• _Reading text_

>>>

Coding Logistic Regression in Python From Scratch
Aim is to code logistic regression for binary classification from scratch, using the raw mathematical knowledge and concept that we have.
This is second part of series on Logistic Regression:
- Fundamental of Logistic Regression
- Coding Logistic Regression in Python From Scratch
First we need to import numpy. NumPy is a class to handle complex array calculation and reduces the time of calculations quickly. You can learn about numpy here.
import numpy as np
To package the different methods we need to create a class called “MyLogisticRegression”. The argument taken by the class are:
learning_rate- It determine the learning speed of the model, in gradient descent algorithm
num_iteration- It determine the number of time, we need to run gradient descent algorithm.
class MyLogisticRegression:
def __init__(self, learning_rate = 1, num_iterations = 2000):
self.learning_rate = learning_rate
self.num_iterations = num_iterations
self.w = []
self.b = 0
We are all set to go, first the foundation for the main algorithms are to laid.

<<<

• _Given information_
>>>

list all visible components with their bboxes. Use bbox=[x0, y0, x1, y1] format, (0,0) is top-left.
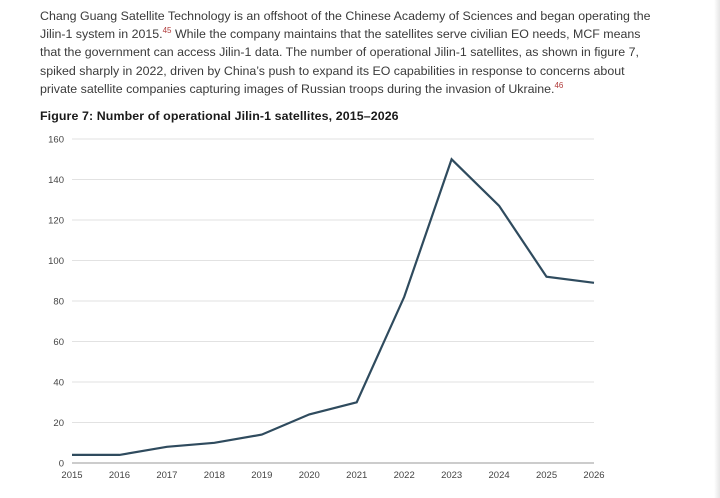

<<<
>>>

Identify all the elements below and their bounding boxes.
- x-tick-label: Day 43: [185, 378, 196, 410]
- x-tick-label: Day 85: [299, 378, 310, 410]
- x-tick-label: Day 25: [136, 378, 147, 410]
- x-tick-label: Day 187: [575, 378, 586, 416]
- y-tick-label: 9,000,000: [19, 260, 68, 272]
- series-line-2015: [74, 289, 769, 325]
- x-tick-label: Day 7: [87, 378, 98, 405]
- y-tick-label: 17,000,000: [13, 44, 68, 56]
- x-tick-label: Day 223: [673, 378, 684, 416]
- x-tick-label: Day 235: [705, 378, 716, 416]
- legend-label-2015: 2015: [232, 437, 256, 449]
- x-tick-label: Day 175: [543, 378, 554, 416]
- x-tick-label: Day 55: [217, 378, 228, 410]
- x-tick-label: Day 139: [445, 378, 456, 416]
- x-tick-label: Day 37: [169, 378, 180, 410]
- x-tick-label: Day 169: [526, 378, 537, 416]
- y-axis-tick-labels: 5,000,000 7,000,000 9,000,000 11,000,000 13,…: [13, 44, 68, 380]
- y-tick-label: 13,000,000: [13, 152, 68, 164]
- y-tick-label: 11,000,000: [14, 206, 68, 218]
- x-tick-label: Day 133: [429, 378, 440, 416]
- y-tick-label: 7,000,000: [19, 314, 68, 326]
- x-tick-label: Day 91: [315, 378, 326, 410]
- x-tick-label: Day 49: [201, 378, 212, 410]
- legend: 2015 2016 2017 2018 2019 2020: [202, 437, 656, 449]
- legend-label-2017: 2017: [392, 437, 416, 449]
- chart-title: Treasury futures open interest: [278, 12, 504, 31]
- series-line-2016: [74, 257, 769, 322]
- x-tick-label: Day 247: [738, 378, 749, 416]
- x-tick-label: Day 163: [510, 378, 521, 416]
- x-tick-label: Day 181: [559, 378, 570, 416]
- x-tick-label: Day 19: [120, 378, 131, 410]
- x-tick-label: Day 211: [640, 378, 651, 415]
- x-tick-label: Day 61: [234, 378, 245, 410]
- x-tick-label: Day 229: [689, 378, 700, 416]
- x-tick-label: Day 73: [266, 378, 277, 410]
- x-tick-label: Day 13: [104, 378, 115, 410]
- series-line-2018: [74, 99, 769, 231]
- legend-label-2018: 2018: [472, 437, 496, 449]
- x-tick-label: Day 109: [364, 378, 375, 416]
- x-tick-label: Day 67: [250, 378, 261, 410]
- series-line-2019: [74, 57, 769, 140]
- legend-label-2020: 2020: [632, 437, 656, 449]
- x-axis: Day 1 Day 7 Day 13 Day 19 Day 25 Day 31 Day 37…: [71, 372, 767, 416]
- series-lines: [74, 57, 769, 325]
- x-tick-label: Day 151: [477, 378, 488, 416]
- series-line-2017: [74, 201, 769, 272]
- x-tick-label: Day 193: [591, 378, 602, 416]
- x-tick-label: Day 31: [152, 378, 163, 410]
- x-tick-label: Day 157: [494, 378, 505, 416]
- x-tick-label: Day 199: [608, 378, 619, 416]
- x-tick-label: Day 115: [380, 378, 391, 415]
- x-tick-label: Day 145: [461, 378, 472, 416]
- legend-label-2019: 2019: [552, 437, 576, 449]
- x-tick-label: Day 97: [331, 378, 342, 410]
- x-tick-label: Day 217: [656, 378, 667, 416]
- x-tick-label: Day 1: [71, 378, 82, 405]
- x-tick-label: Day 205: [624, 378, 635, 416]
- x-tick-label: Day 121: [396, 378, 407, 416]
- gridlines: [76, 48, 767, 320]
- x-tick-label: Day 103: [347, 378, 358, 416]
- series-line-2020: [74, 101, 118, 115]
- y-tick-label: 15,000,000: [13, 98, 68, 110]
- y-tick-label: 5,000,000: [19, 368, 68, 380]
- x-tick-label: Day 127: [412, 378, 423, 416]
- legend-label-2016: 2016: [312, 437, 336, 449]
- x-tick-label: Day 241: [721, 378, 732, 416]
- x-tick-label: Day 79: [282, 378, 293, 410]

<<<

• _Exercise requirements_
1. Reproduce word for word the passage of the logistic regression tutorial that begins with the words containing "This is second" and ends with "about numpy here.".
2. Pick up the logistic regression tutorial after its final sentence and keep writing it.

• _The answers_
1.
This is second part of series on Logistic Regression:
- Fundamental of Logistic Regression
- Coding Logistic Regression in Python From Scratch
First we need to import numpy. NumPy is a class to handle complex array calculation and reduces the time of calculations quickly. You can learn about numpy here.

2.
def initialize_weight(self,dim):
"""
This function creates a vector of zeros of shape (dim, 1) for w and initializes b to 0.
Argument:
dim -- size of the w vector we want (or number of parameters in this case)
"""
w = np.zeros((dim,1))
b = 0
return w, b
Sigmoid
The most basic and essential element of logistic regression is logistic function also called sigmoid.
def sigmoid(self,z):
"""
Compute the sigmoid of z
Argument:
z -- is the decision boundary of the classifier
"""
s = 1/(1 + np.exp(-z))
return s
Hypothesis
Now we write a function to define the hypothesis. The subscript over ‘w’ stands for transpose of the weight vector.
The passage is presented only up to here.